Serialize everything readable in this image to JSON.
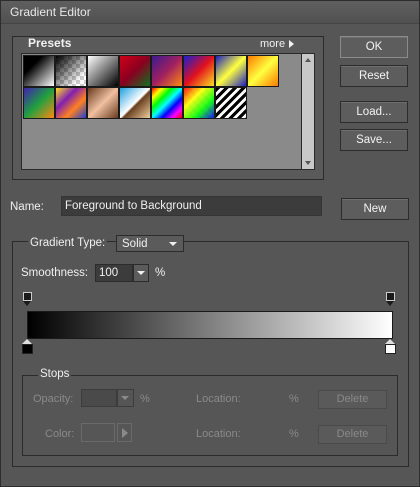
{
  "window": {
    "title": "Gradient Editor"
  },
  "presets": {
    "label": "Presets",
    "more_label": "more",
    "swatches_row1": [
      "foreground-to-background",
      "foreground-to-transparent",
      "black-white",
      "red-green",
      "violet-orange",
      "blue-red-yellow",
      "blue-yellow-blue",
      "orange-yellow-orange"
    ],
    "swatches_row2": [
      "violet-green-orange",
      "yellow-violet-orange-blue",
      "copper",
      "chrome",
      "spectrum",
      "transparent-rainbow",
      "transparent-stripes"
    ]
  },
  "buttons": {
    "ok": "OK",
    "reset": "Reset",
    "load": "Load...",
    "save": "Save...",
    "new": "New"
  },
  "name": {
    "label": "Name:",
    "value": "Foreground to Background"
  },
  "gradient": {
    "type_label": "Gradient Type:",
    "type_value": "Solid",
    "smoothness_label": "Smoothness:",
    "smoothness_value": "100",
    "smoothness_unit": "%",
    "start_color": "#000000",
    "end_color": "#ffffff"
  },
  "stops": {
    "label": "Stops",
    "opacity_label": "Opacity:",
    "opacity_unit": "%",
    "location_label": "Location:",
    "location_unit": "%",
    "delete_label": "Delete",
    "color_label": "Color:"
  },
  "colors": {
    "accent_border": "#8b8b8b",
    "background": "#565656"
  }
}
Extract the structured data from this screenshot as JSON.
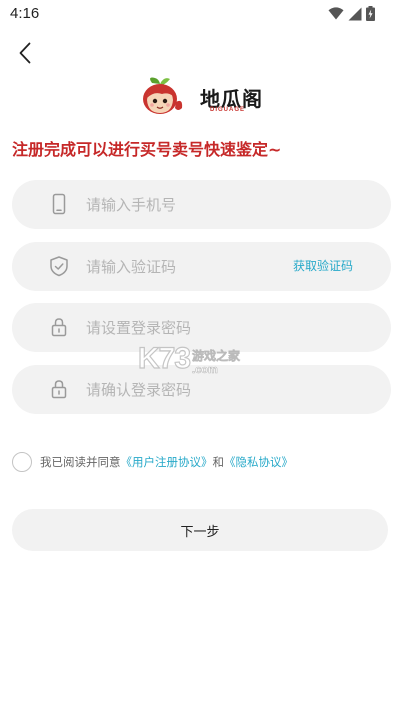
{
  "status_bar": {
    "time": "4:16",
    "icons": [
      "wifi-icon",
      "signal-icon",
      "battery-icon"
    ]
  },
  "header": {
    "back_icon": "chevron-left-icon"
  },
  "logo": {
    "name": "地瓜阁",
    "subtitle": "DIGUAGE"
  },
  "headline": "注册完成可以进行买号卖号快速鉴定~",
  "form": {
    "phone": {
      "placeholder": "请输入手机号",
      "icon": "phone-icon",
      "value": ""
    },
    "code": {
      "placeholder": "请输入验证码",
      "icon": "shield-icon",
      "value": "",
      "get_code_label": "获取验证码"
    },
    "password": {
      "placeholder": "请设置登录密码",
      "icon": "lock-icon",
      "value": ""
    },
    "confirm_password": {
      "placeholder": "请确认登录密码",
      "icon": "lock-icon",
      "value": ""
    }
  },
  "agreement": {
    "checked": false,
    "prefix": "我已阅读并同意",
    "user_agreement": "《用户注册协议》",
    "conjunction": "和",
    "privacy_agreement": "《隐私协议》"
  },
  "next_button": "下一步",
  "watermark": {
    "brand": "K73",
    "cn": "游戏之家",
    "domain": ".com"
  },
  "colors": {
    "headline": "#c62828",
    "link": "#27a9c9",
    "field_bg": "#f2f2f2"
  }
}
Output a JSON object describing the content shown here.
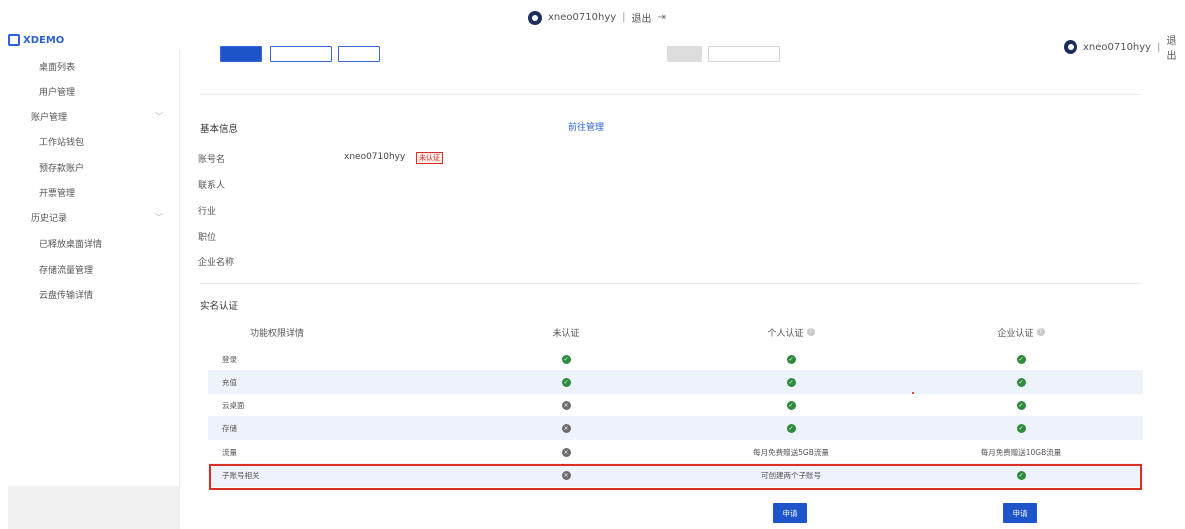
{
  "header": {
    "username": "xneo0710hyy",
    "logout_label": "退出",
    "separator": "|"
  },
  "brand": {
    "logo_text": "XDEMO"
  },
  "sidebar": {
    "items": [
      {
        "label": "桌面列表",
        "kind": "child"
      },
      {
        "label": "用户管理",
        "kind": "child"
      },
      {
        "label": "账户管理",
        "kind": "group"
      },
      {
        "label": "工作站钱包",
        "kind": "child"
      },
      {
        "label": "预存款账户",
        "kind": "child"
      },
      {
        "label": "开票管理",
        "kind": "child"
      },
      {
        "label": "历史记录",
        "kind": "group"
      },
      {
        "label": "已释放桌面详情",
        "kind": "child"
      },
      {
        "label": "存储流量管理",
        "kind": "child"
      },
      {
        "label": "云盘传输详情",
        "kind": "child"
      }
    ]
  },
  "basic_info": {
    "title": "基本信息",
    "manage_link": "前往管理",
    "account_label": "账号名",
    "account_value": "xneo0710hyy",
    "unverified_badge": "未认证",
    "contact_label": "联系人",
    "industry_label": "行业",
    "position_label": "职位",
    "company_label": "企业名称"
  },
  "verification": {
    "title": "实名认证",
    "columns": [
      "功能权限详情",
      "未认证",
      "个人认证",
      "企业认证"
    ],
    "rows": [
      {
        "feature": "登录",
        "unverified": "ok",
        "personal": "ok",
        "enterprise": "ok"
      },
      {
        "feature": "充值",
        "unverified": "ok",
        "personal": "ok",
        "enterprise": "ok"
      },
      {
        "feature": "云桌面",
        "unverified": "no",
        "personal": "ok",
        "enterprise": "ok"
      },
      {
        "feature": "存储",
        "unverified": "no",
        "personal": "ok",
        "enterprise": "ok"
      },
      {
        "feature": "流量",
        "unverified": "no",
        "personal": "每月免费赠送5GB流量",
        "enterprise": "每月免费赠送10GB流量"
      },
      {
        "feature": "子账号相关",
        "unverified": "no",
        "personal": "可创建两个子账号",
        "enterprise": "ok"
      }
    ],
    "apply_label": "申请"
  },
  "colors": {
    "accent": "#1d54c9",
    "success": "#2e8b3e",
    "danger": "#d93026"
  }
}
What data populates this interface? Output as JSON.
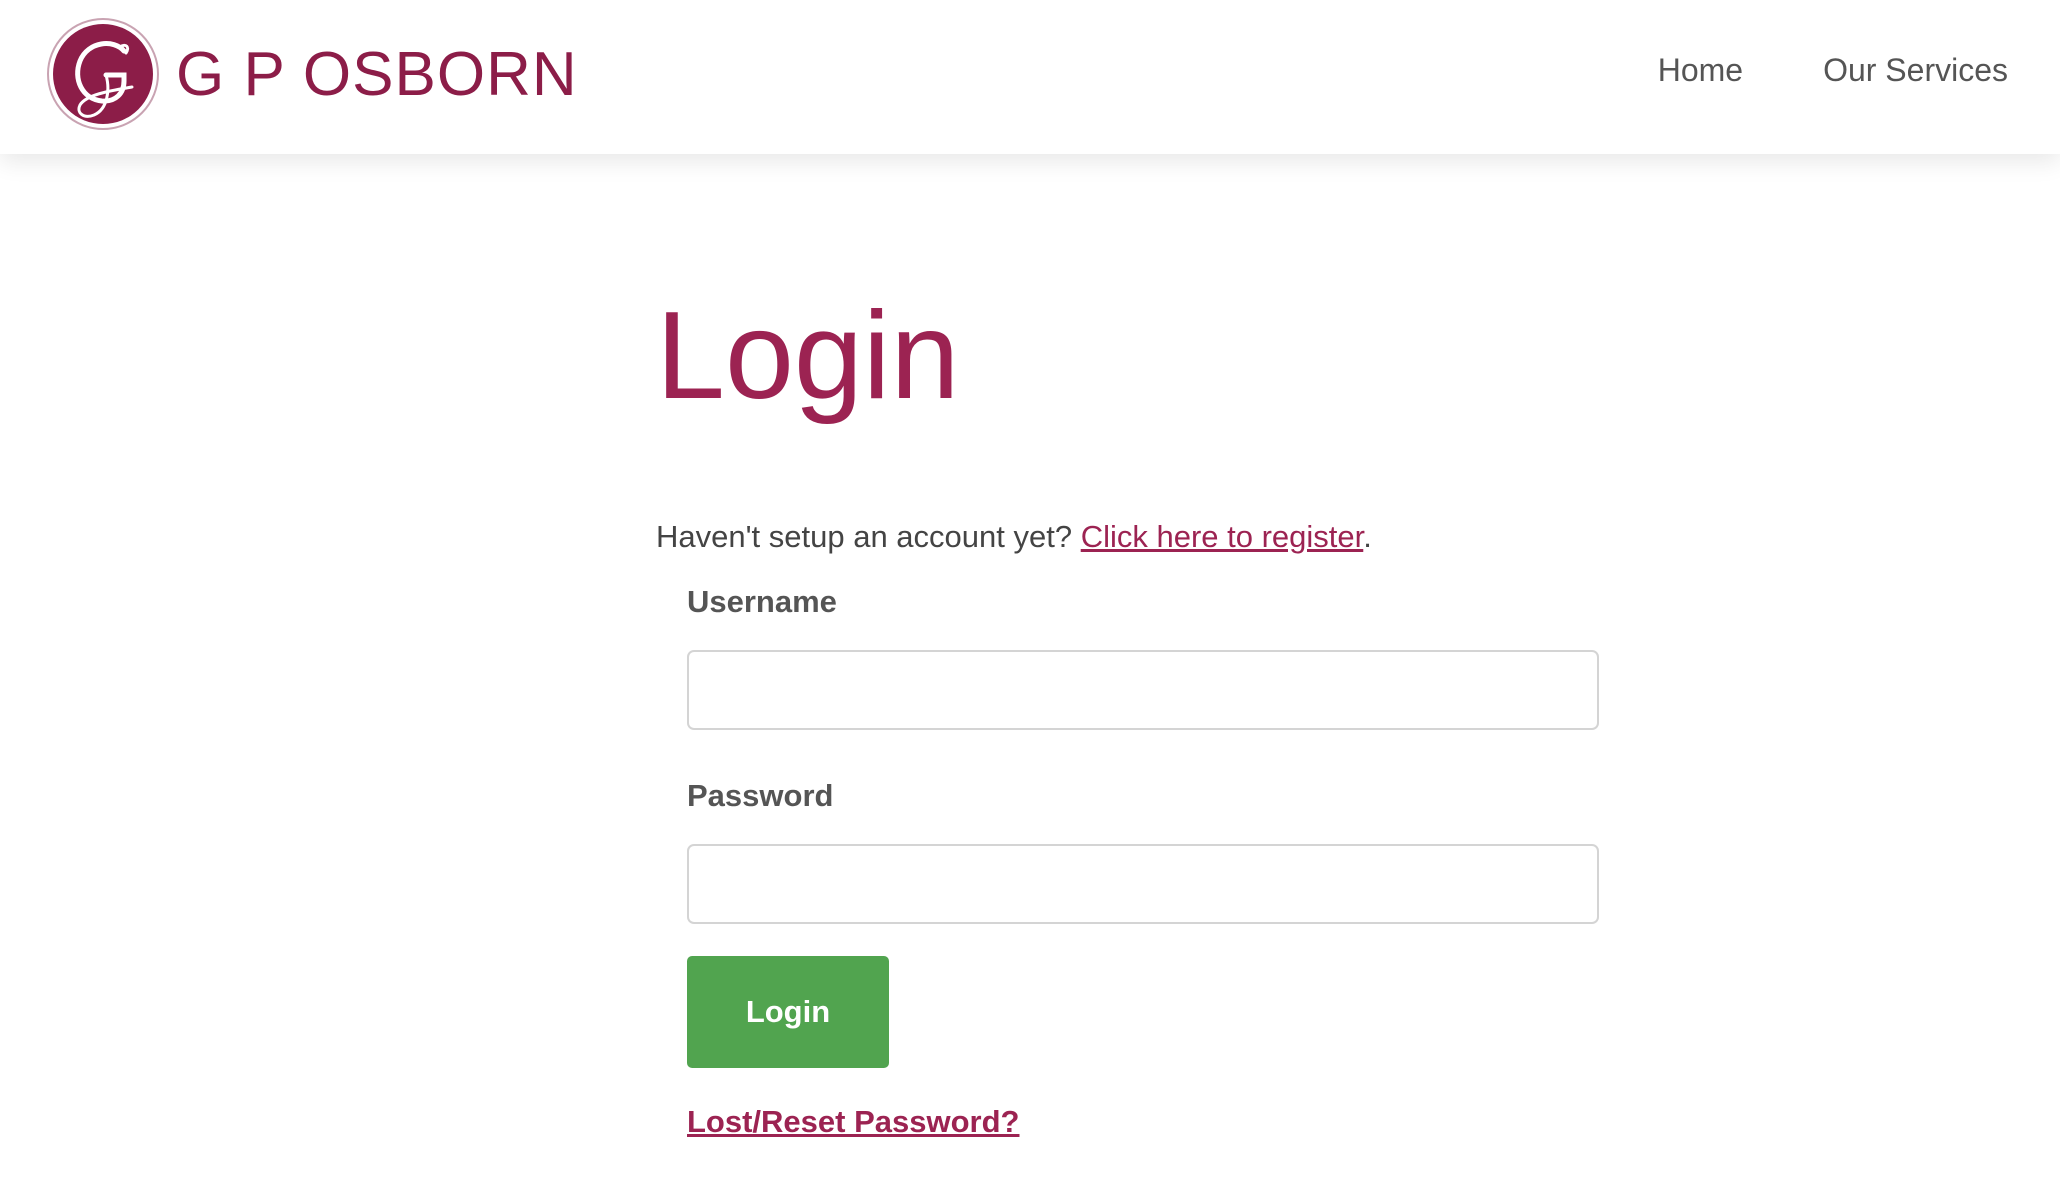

- - -

▶ _Goal_: Every record above should be written out again exactly; the pictures stay out of the copy.

▶ _Problem solution_:
Serialize everything readable in this image to JSON.
{
  "window": {
    "title": "Gradient Editor"
  },
  "presets": {
    "label": "Presets",
    "more_label": "more",
    "swatches_row1": [
      "foreground-to-background",
      "foreground-to-transparent",
      "black-white",
      "red-green",
      "violet-orange",
      "blue-red-yellow",
      "blue-yellow-blue",
      "orange-yellow-orange"
    ],
    "swatches_row2": [
      "violet-green-orange",
      "yellow-violet-orange-blue",
      "copper",
      "chrome",
      "spectrum",
      "transparent-rainbow",
      "transparent-stripes"
    ]
  },
  "buttons": {
    "ok": "OK",
    "reset": "Reset",
    "load": "Load...",
    "save": "Save...",
    "new": "New"
  },
  "name": {
    "label": "Name:",
    "value": "Foreground to Background"
  },
  "gradient": {
    "type_label": "Gradient Type:",
    "type_value": "Solid",
    "smoothness_label": "Smoothness:",
    "smoothness_value": "100",
    "smoothness_unit": "%",
    "start_color": "#000000",
    "end_color": "#ffffff"
  },
  "stops": {
    "label": "Stops",
    "opacity_label": "Opacity:",
    "opacity_unit": "%",
    "location_label": "Location:",
    "location_unit": "%",
    "delete_label": "Delete",
    "color_label": "Color:"
  },
  "colors": {
    "accent_border": "#8b8b8b",
    "background": "#565656"
  }
}
Extract the structured data from this screenshot as JSON.
{
  "status_bar": {
    "time": "4:16",
    "icons": [
      "wifi-icon",
      "signal-icon",
      "battery-icon"
    ]
  },
  "header": {
    "back_icon": "chevron-left-icon"
  },
  "logo": {
    "name": "地瓜阁",
    "subtitle": "DIGUAGE"
  },
  "headline": "注册完成可以进行买号卖号快速鉴定~",
  "form": {
    "phone": {
      "placeholder": "请输入手机号",
      "icon": "phone-icon",
      "value": ""
    },
    "code": {
      "placeholder": "请输入验证码",
      "icon": "shield-icon",
      "value": "",
      "get_code_label": "获取验证码"
    },
    "password": {
      "placeholder": "请设置登录密码",
      "icon": "lock-icon",
      "value": ""
    },
    "confirm_password": {
      "placeholder": "请确认登录密码",
      "icon": "lock-icon",
      "value": ""
    }
  },
  "agreement": {
    "checked": false,
    "prefix": "我已阅读并同意",
    "user_agreement": "《用户注册协议》",
    "conjunction": "和",
    "privacy_agreement": "《隐私协议》"
  },
  "next_button": "下一步",
  "watermark": {
    "brand": "K73",
    "cn": "游戏之家",
    "domain": ".com"
  },
  "colors": {
    "headline": "#c62828",
    "link": "#27a9c9",
    "field_bg": "#f2f2f2"
  }
}
Output a JSON object describing the content shown here.
{
  "header": {
    "username": "xneo0710hyy",
    "logout_label": "退出",
    "separator": "|"
  },
  "brand": {
    "logo_text": "XDEMO"
  },
  "sidebar": {
    "items": [
      {
        "label": "桌面列表",
        "kind": "child"
      },
      {
        "label": "用户管理",
        "kind": "child"
      },
      {
        "label": "账户管理",
        "kind": "group"
      },
      {
        "label": "工作站钱包",
        "kind": "child"
      },
      {
        "label": "预存款账户",
        "kind": "child"
      },
      {
        "label": "开票管理",
        "kind": "child"
      },
      {
        "label": "历史记录",
        "kind": "group"
      },
      {
        "label": "已释放桌面详情",
        "kind": "child"
      },
      {
        "label": "存储流量管理",
        "kind": "child"
      },
      {
        "label": "云盘传输详情",
        "kind": "child"
      }
    ]
  },
  "basic_info": {
    "title": "基本信息",
    "manage_link": "前往管理",
    "account_label": "账号名",
    "account_value": "xneo0710hyy",
    "unverified_badge": "未认证",
    "contact_label": "联系人",
    "industry_label": "行业",
    "position_label": "职位",
    "company_label": "企业名称"
  },
  "verification": {
    "title": "实名认证",
    "columns": [
      "功能权限详情",
      "未认证",
      "个人认证",
      "企业认证"
    ],
    "rows": [
      {
        "feature": "登录",
        "unverified": "ok",
        "personal": "ok",
        "enterprise": "ok"
      },
      {
        "feature": "充值",
        "unverified": "ok",
        "personal": "ok",
        "enterprise": "ok"
      },
      {
        "feature": "云桌面",
        "unverified": "no",
        "personal": "ok",
        "enterprise": "ok"
      },
      {
        "feature": "存储",
        "unverified": "no",
        "personal": "ok",
        "enterprise": "ok"
      },
      {
        "feature": "流量",
        "unverified": "no",
        "personal": "每月免费赠送5GB流量",
        "enterprise": "每月免费赠送10GB流量"
      },
      {
        "feature": "子账号相关",
        "unverified": "no",
        "personal": "可创建两个子账号",
        "enterprise": "ok"
      }
    ],
    "apply_label": "申请"
  },
  "colors": {
    "accent": "#1d54c9",
    "success": "#2e8b3e",
    "danger": "#d93026"
  }
}
What data populates this interface? Output as JSON.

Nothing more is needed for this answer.